--- WHAT IS EXPECTED ---
Show all lines that include the string "JSON"; copy each one.
Start of MATERIALS PROVIDED
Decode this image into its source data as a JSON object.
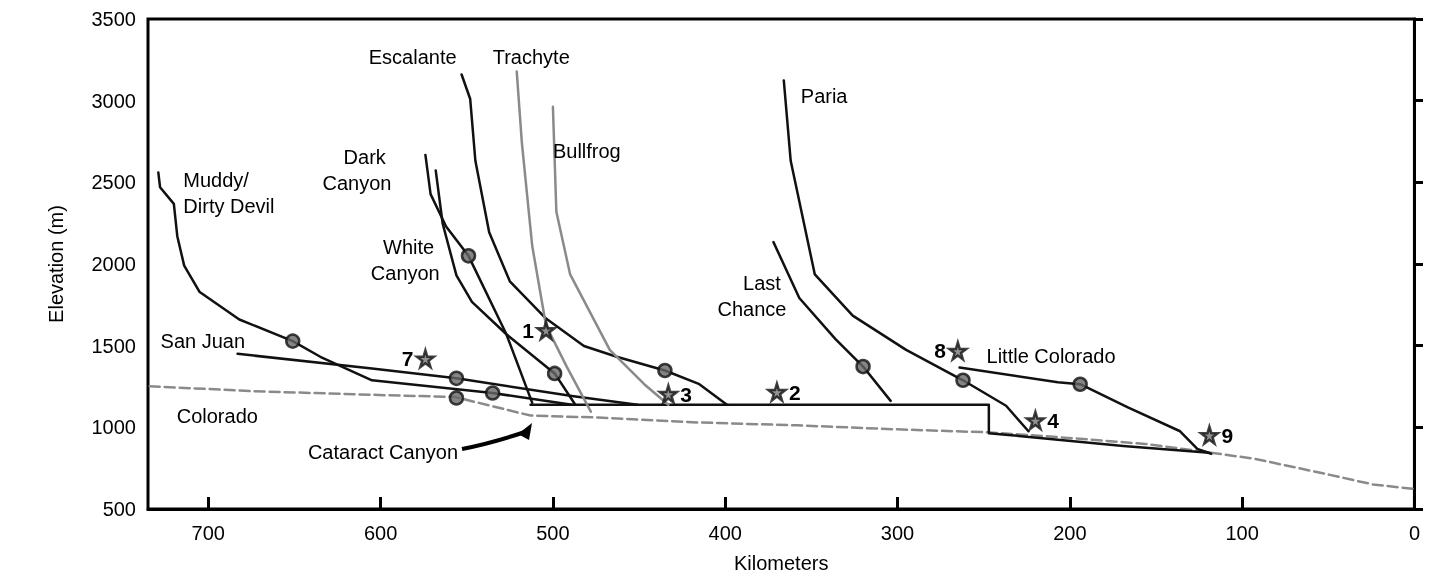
{
  "chart_data": {
    "type": "line",
    "xlabel": "Kilometers",
    "ylabel": "Elevation (m)",
    "xlim": [
      735,
      0
    ],
    "xticks": [
      700,
      600,
      500,
      400,
      300,
      200,
      100,
      0
    ],
    "ylim": [
      500,
      3500
    ],
    "yticks": [
      500,
      1000,
      1500,
      2000,
      2500,
      3000,
      3500
    ],
    "grid": false,
    "marker": "none",
    "annotations": [
      "Cataract Canyon",
      {
        "text": "1",
        "x": 504,
        "y": 1594
      },
      {
        "text": "2",
        "x": 370,
        "y": 1216
      },
      {
        "text": "3",
        "x": 433,
        "y": 1204
      },
      {
        "text": "4",
        "x": 220,
        "y": 1042
      },
      {
        "text": "7",
        "x": 574,
        "y": 1420
      },
      {
        "text": "8",
        "x": 265,
        "y": 1468
      },
      {
        "text": "9",
        "x": 119,
        "y": 952
      }
    ],
    "series": [
      {
        "name": "Colorado",
        "color": "#8a8a8a",
        "line_style": "dashed",
        "x": [
          734,
          676,
          601,
          557,
          513,
          474,
          416,
          358,
          301,
          249,
          214,
          156,
          122,
          93,
          52,
          24,
          0
        ],
        "values": [
          1252,
          1222,
          1198,
          1186,
          1072,
          1060,
          1030,
          1012,
          988,
          970,
          946,
          898,
          850,
          808,
          716,
          650,
          622
        ]
      },
      {
        "color": "#111111",
        "x": [
          513,
          247,
          247,
          234,
          169,
          119
        ],
        "values": [
          1138,
          1138,
          964,
          952,
          886,
          844
        ]
      },
      {
        "name": "San Juan",
        "color": "#111111",
        "x": [
          683,
          605,
          556,
          489,
          451
        ],
        "values": [
          1450,
          1360,
          1300,
          1192,
          1138
        ]
      },
      {
        "name": "Muddy/ Dirty Devil",
        "color": "#111111",
        "x": [
          729,
          728,
          720,
          718,
          714,
          705,
          682,
          651,
          635,
          605,
          535,
          489
        ],
        "values": [
          2560,
          2470,
          2368,
          2170,
          1990,
          1828,
          1660,
          1528,
          1432,
          1288,
          1210,
          1138
        ]
      },
      {
        "name": "Dark Canyon",
        "color": "#111111",
        "x": [
          574,
          571,
          562,
          549,
          527,
          512
        ],
        "values": [
          2668,
          2428,
          2230,
          2050,
          1570,
          1150
        ]
      },
      {
        "name": "White Canyon",
        "color": "#111111",
        "x": [
          568,
          564,
          556,
          547,
          527,
          499,
          487
        ],
        "values": [
          2572,
          2248,
          1930,
          1768,
          1570,
          1330,
          1138
        ]
      },
      {
        "name": "Escalante",
        "color": "#111111",
        "x": [
          553,
          548,
          545,
          537,
          525,
          504,
          482,
          463,
          435,
          415,
          399
        ],
        "values": [
          3160,
          3010,
          2632,
          2194,
          1894,
          1666,
          1498,
          1432,
          1348,
          1264,
          1138
        ]
      },
      {
        "name": "Trachyte",
        "color": "#8a8a8a",
        "x": [
          521,
          518,
          512,
          504,
          492,
          478
        ],
        "values": [
          3178,
          2740,
          2110,
          1624,
          1372,
          1096
        ]
      },
      {
        "name": "Bullfrog",
        "color": "#8a8a8a",
        "x": [
          500,
          498,
          490,
          467,
          447,
          433
        ],
        "values": [
          2962,
          2320,
          1936,
          1474,
          1264,
          1138
        ]
      },
      {
        "name": "Last Chance",
        "color": "#111111",
        "x": [
          372,
          357,
          336,
          320,
          304
        ],
        "values": [
          2134,
          1792,
          1540,
          1372,
          1162
        ]
      },
      {
        "name": "Paria",
        "color": "#111111",
        "x": [
          366,
          362,
          348,
          326,
          295,
          262,
          237,
          224
        ],
        "values": [
          3124,
          2632,
          1936,
          1684,
          1474,
          1288,
          1132,
          976
        ]
      },
      {
        "name": "Little Colorado",
        "color": "#111111",
        "x": [
          264,
          207,
          194,
          166,
          136,
          126,
          118
        ],
        "values": [
          1366,
          1276,
          1264,
          1120,
          976,
          868,
          838
        ]
      },
      {
        "type": "scatter",
        "marker": "circle",
        "color": "#666666",
        "x": [
          651,
          556,
          556,
          535,
          549,
          499,
          435,
          320,
          262,
          194
        ],
        "values": [
          1528,
          1300,
          1180,
          1210,
          2050,
          1330,
          1348,
          1372,
          1288,
          1264
        ]
      },
      {
        "type": "scatter",
        "marker": "star",
        "color": "#777777",
        "x": [
          504,
          370,
          433,
          220,
          574,
          265,
          119
        ],
        "values": [
          1594,
          1216,
          1204,
          1042,
          1420,
          1468,
          952
        ]
      }
    ]
  }
}
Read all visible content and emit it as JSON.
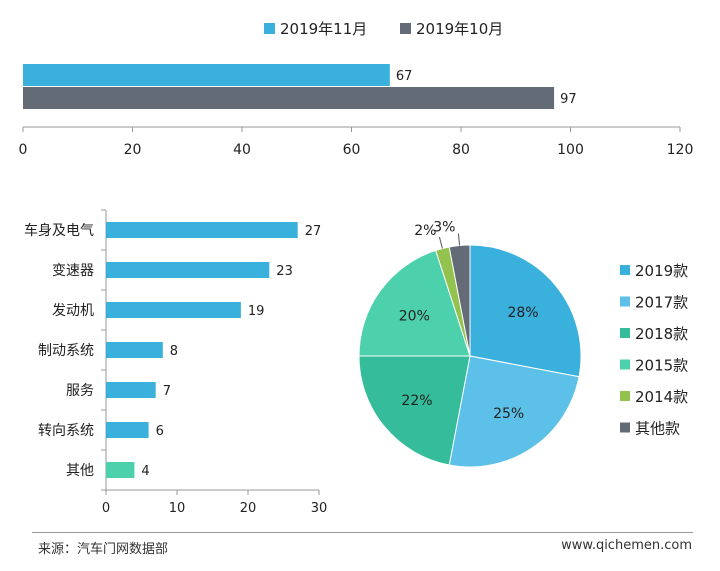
End of MATERIALS PROVIDED
--- SOLUTION ---
Decode this image into its source data as a JSON object.
Read all visible content and emit it as JSON.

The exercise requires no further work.